__Challenge__
The required output consists solely of the lines from the line containing "Read this page and output its text content." through the end of the records, copied exactly.

__Input material__
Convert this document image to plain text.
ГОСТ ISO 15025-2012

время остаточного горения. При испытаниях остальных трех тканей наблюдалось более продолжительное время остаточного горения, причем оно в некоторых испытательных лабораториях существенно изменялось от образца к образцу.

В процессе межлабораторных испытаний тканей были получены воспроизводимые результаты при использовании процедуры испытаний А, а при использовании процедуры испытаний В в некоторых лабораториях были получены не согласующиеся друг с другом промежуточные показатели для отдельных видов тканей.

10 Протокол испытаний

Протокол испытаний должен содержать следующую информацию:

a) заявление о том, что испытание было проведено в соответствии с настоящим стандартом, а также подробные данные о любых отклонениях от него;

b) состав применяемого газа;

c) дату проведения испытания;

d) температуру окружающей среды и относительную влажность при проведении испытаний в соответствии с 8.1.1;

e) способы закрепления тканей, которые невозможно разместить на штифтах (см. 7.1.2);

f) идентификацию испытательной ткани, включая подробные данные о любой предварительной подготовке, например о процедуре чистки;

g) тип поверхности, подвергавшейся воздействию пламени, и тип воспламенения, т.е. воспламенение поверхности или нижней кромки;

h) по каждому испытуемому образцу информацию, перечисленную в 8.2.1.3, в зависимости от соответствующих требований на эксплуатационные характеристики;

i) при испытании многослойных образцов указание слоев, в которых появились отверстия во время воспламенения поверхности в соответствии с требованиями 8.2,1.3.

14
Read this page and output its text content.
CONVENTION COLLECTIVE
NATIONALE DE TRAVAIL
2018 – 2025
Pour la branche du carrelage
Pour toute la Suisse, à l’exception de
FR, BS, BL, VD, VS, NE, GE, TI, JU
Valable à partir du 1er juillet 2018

__Written answer__
Read this page and output its text content.
CONVENTION COLLECTIVE
NATIONALE DE TRAVAIL
2018 – 2025
Pour la branche du carrelage
Pour toute la Suisse, à l’exception de
FR, BS, BL, VD, VS, NE, GE, TI, JU
Valable à partir du 1er juillet 2018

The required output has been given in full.